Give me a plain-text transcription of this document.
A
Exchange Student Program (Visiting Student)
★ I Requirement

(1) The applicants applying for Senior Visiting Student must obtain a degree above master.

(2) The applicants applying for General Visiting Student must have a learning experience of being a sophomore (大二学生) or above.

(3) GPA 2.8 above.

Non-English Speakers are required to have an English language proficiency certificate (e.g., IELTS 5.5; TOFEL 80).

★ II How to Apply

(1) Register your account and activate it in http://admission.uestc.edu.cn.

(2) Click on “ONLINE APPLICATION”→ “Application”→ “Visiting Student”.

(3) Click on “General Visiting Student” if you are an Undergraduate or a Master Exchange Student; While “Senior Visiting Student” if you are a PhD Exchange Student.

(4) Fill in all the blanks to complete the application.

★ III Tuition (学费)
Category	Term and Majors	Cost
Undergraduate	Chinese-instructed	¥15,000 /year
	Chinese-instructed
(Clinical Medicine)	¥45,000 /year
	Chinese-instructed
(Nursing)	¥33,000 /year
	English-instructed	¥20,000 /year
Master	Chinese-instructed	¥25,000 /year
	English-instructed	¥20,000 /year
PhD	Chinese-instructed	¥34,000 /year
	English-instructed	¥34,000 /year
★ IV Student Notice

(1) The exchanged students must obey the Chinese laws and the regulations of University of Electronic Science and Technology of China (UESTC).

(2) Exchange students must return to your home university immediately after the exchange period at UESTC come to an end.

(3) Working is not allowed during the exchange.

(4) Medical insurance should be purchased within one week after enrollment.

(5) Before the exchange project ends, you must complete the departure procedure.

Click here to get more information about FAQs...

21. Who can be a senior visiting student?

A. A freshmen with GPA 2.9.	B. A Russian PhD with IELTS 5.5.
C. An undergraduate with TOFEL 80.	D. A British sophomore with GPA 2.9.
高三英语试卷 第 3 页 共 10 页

※

- _EXERCISE DESCRIPTION_
Filter the data for the string "applying" and copy every line that has it.

- _PROBLEM SOLUTION_
(1) The applicants applying for Senior Visiting Student must obtain a degree above master.
(2) The applicants applying for General Visiting Student must have a learning experience of being a sophomore (大二学生) or above.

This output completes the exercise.